§ **Task statement**:
Which lines contain the word "structure"? Return each of them as written.

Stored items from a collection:
⟨

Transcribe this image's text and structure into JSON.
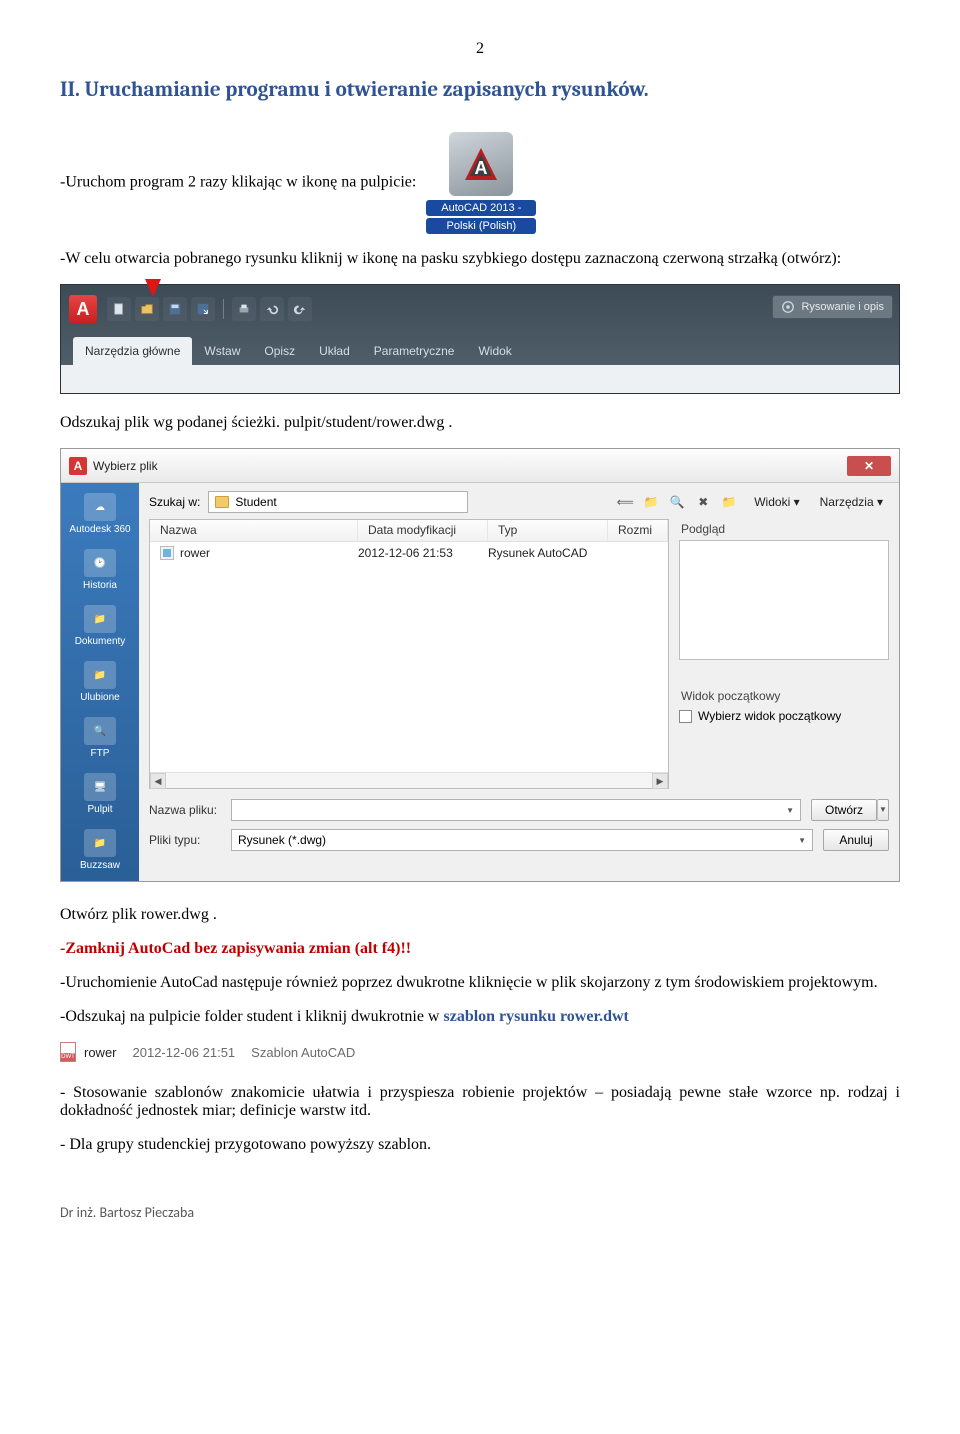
{
  "page_number": "2",
  "title": "II. Uruchamianie programu i otwieranie zapisanych rysunków.",
  "p_launch": "-Uruchom program 2 razy klikając w ikonę na pulpicie:",
  "desktop_icon": {
    "caption1": "AutoCAD 2013 -",
    "caption2": "Polski (Polish)"
  },
  "p_open": "-W celu otwarcia pobranego rysunku kliknij w ikonę na pasku szybkiego dostępu zaznaczoną czerwoną strzałką (otwórz):",
  "ribbon": {
    "drawing_chip": "Rysowanie i opis",
    "tabs": [
      "Narzędzia główne",
      "Wstaw",
      "Opisz",
      "Układ",
      "Parametryczne",
      "Widok"
    ]
  },
  "p_path": "Odszukaj plik wg podanej ścieżki. pulpit/student/rower.dwg .",
  "dialog": {
    "title": "Wybierz plik",
    "lookin_label": "Szukaj w:",
    "lookin_value": "Student",
    "views": "Widoki",
    "tools": "Narzędzia",
    "columns": {
      "name": "Nazwa",
      "date": "Data modyfikacji",
      "type": "Typ",
      "size": "Rozmi"
    },
    "rows": [
      {
        "name": "rower",
        "date": "2012-12-06 21:53",
        "type": "Rysunek AutoCAD"
      }
    ],
    "preview_label": "Podgląd",
    "startview_label": "Widok początkowy",
    "startview_check": "Wybierz widok początkowy",
    "filename_label": "Nazwa pliku:",
    "filename_value": "",
    "filetype_label": "Pliki typu:",
    "filetype_value": "Rysunek (*.dwg)",
    "open_btn": "Otwórz",
    "cancel_btn": "Anuluj",
    "places": [
      "Autodesk 360",
      "Historia",
      "Dokumenty",
      "Ulubione",
      "FTP",
      "Pulpit",
      "Buzzsaw"
    ]
  },
  "p_open_file": "Otwórz plik rower.dwg .",
  "p_close_acad": "-Zamknij AutoCad bez zapisywania zmian (alt f4)!!",
  "p_dblclick": "-Uruchomienie AutoCad następuje również poprzez dwukrotne kliknięcie w plik skojarzony z tym środowiskiem projektowym.",
  "p_template_pre": "-Odszukaj na pulpicie folder student i kliknij dwukrotnie w ",
  "p_template_link": "szablon rysunku rower.dwt",
  "template_row": {
    "name": "rower",
    "date": "2012-12-06 21:51",
    "type": "Szablon AutoCAD"
  },
  "p_templates": "- Stosowanie szablonów znakomicie ułatwia i przyspiesza robienie projektów – posiadają pewne stałe wzorce np. rodzaj i dokładność jednostek miar; definicje warstw itd.",
  "p_group": "- Dla grupy studenckiej przygotowano powyższy szablon.",
  "footer": "Dr inż. Bartosz Pieczaba"
}
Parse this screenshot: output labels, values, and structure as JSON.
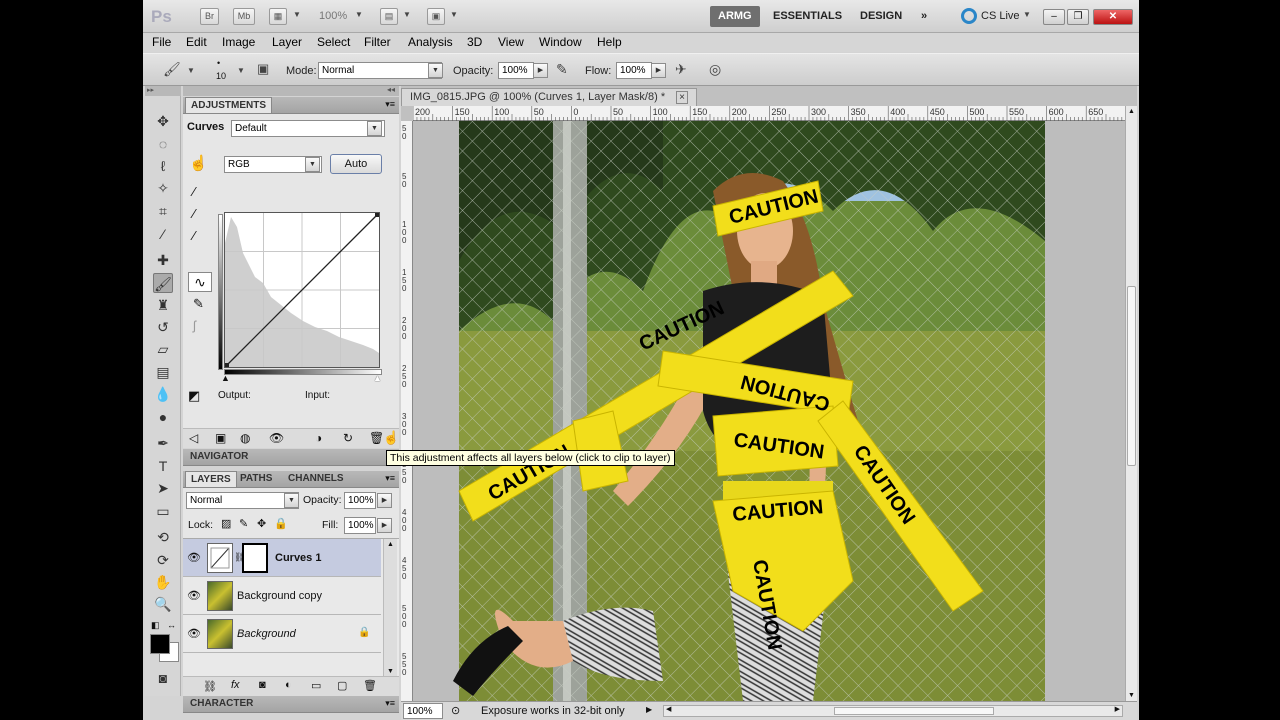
{
  "appbar": {
    "logo": "Ps",
    "btn_br": "Br",
    "btn_mb": "Mb",
    "zoom": "100%",
    "workspaces": [
      "ARMG",
      "ESSENTIALS",
      "DESIGN"
    ],
    "more": "»",
    "cslive": "CS Live"
  },
  "menu": [
    "File",
    "Edit",
    "Image",
    "Layer",
    "Select",
    "Filter",
    "Analysis",
    "3D",
    "View",
    "Window",
    "Help"
  ],
  "options": {
    "brush_size": "10",
    "mode_label": "Mode:",
    "mode_value": "Normal",
    "opacity_label": "Opacity:",
    "opacity_value": "100%",
    "flow_label": "Flow:",
    "flow_value": "100%"
  },
  "adjustments": {
    "tab": "ADJUSTMENTS",
    "preset_label": "Curves",
    "preset_value": "Default",
    "channel": "RGB",
    "auto_button": "Auto",
    "output_label": "Output:",
    "input_label": "Input:"
  },
  "navigator_tab": "NAVIGATOR",
  "tooltip": "This adjustment affects all layers below (click to clip to layer)",
  "layers": {
    "tabs": [
      "LAYERS",
      "PATHS",
      "CHANNELS"
    ],
    "blend": "Normal",
    "opacity_label": "Opacity:",
    "opacity_value": "100%",
    "lock_label": "Lock:",
    "fill_label": "Fill:",
    "fill_value": "100%",
    "items": [
      {
        "name": "Curves 1"
      },
      {
        "name": "Background copy"
      },
      {
        "name": "Background"
      }
    ]
  },
  "character_tab": "CHARACTER",
  "document": {
    "tab_title": "IMG_0815.JPG @ 100% (Curves 1, Layer Mask/8) *",
    "close": "×",
    "ruler_h": [
      "200",
      "150",
      "100",
      "50",
      "0",
      "50",
      "100",
      "150",
      "200",
      "250",
      "300",
      "350",
      "400",
      "450",
      "500",
      "550",
      "600",
      "650"
    ],
    "ruler_v": [
      "5 0",
      "5 0",
      "1 0 0",
      "1 5 0",
      "2 0 0",
      "2 5 0",
      "3 0 0",
      "3 5 0",
      "4 0 0",
      "4 5 0",
      "5 0 0",
      "5 5 0"
    ],
    "zoom_status": "100%",
    "status_text": "Exposure works in 32-bit only",
    "tape_words": [
      "CAUTION",
      "CAUTION",
      "CAUTION",
      "CAUTION",
      "CAUTION",
      "CAUTION",
      "CAUTION",
      "CAUTION"
    ]
  }
}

⟩

§ **Final answer**:
Transcribe this image's text and structure into JSON.
Parse this screenshot: output labels, values, and structure as JSON.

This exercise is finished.